- _Job_:
Each line below should be quoted exactly, please.

--- START OF Records shown ---

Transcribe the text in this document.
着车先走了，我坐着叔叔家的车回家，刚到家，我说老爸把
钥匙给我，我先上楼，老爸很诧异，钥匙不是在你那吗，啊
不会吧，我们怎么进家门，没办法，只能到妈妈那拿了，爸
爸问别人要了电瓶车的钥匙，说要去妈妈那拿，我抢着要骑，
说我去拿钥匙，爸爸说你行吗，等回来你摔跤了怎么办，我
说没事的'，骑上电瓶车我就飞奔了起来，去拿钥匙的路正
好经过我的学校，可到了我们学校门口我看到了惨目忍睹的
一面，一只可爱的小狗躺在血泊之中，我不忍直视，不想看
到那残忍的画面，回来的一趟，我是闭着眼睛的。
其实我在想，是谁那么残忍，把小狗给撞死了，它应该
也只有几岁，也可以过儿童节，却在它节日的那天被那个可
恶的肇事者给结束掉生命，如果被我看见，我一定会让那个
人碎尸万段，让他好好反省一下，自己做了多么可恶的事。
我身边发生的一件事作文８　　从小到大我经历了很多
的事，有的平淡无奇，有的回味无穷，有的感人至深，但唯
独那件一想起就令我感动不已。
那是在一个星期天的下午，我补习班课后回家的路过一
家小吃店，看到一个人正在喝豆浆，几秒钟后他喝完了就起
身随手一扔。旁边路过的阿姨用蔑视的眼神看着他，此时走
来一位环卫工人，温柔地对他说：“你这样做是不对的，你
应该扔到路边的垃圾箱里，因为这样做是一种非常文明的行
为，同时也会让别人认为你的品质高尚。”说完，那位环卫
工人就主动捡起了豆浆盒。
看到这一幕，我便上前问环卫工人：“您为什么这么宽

--- END OF Records shown ---

- _Final result_:
Transcribe the text in this document.
着车先走了，我坐着叔叔家的车回家，刚到家，我说老爸把
钥匙给我，我先上楼，老爸很诧异，钥匙不是在你那吗，啊
不会吧，我们怎么进家门，没办法，只能到妈妈那拿了，爸
爸问别人要了电瓶车的钥匙，说要去妈妈那拿，我抢着要骑，
说我去拿钥匙，爸爸说你行吗，等回来你摔跤了怎么办，我
说没事的'，骑上电瓶车我就飞奔了起来，去拿钥匙的路正
好经过我的学校，可到了我们学校门口我看到了惨目忍睹的
一面，一只可爱的小狗躺在血泊之中，我不忍直视，不想看
到那残忍的画面，回来的一趟，我是闭着眼睛的。
其实我在想，是谁那么残忍，把小狗给撞死了，它应该
也只有几岁，也可以过儿童节，却在它节日的那天被那个可
恶的肇事者给结束掉生命，如果被我看见，我一定会让那个
人碎尸万段，让他好好反省一下，自己做了多么可恶的事。
我身边发生的一件事作文８　　从小到大我经历了很多
的事，有的平淡无奇，有的回味无穷，有的感人至深，但唯
独那件一想起就令我感动不已。
那是在一个星期天的下午，我补习班课后回家的路过一
家小吃店，看到一个人正在喝豆浆，几秒钟后他喝完了就起
身随手一扔。旁边路过的阿姨用蔑视的眼神看着他，此时走
来一位环卫工人，温柔地对他说：“你这样做是不对的，你
应该扔到路边的垃圾箱里，因为这样做是一种非常文明的行
为，同时也会让别人认为你的品质高尚。”说完，那位环卫
工人就主动捡起了豆浆盒。
看到这一幕，我便上前问环卫工人：“您为什么这么宽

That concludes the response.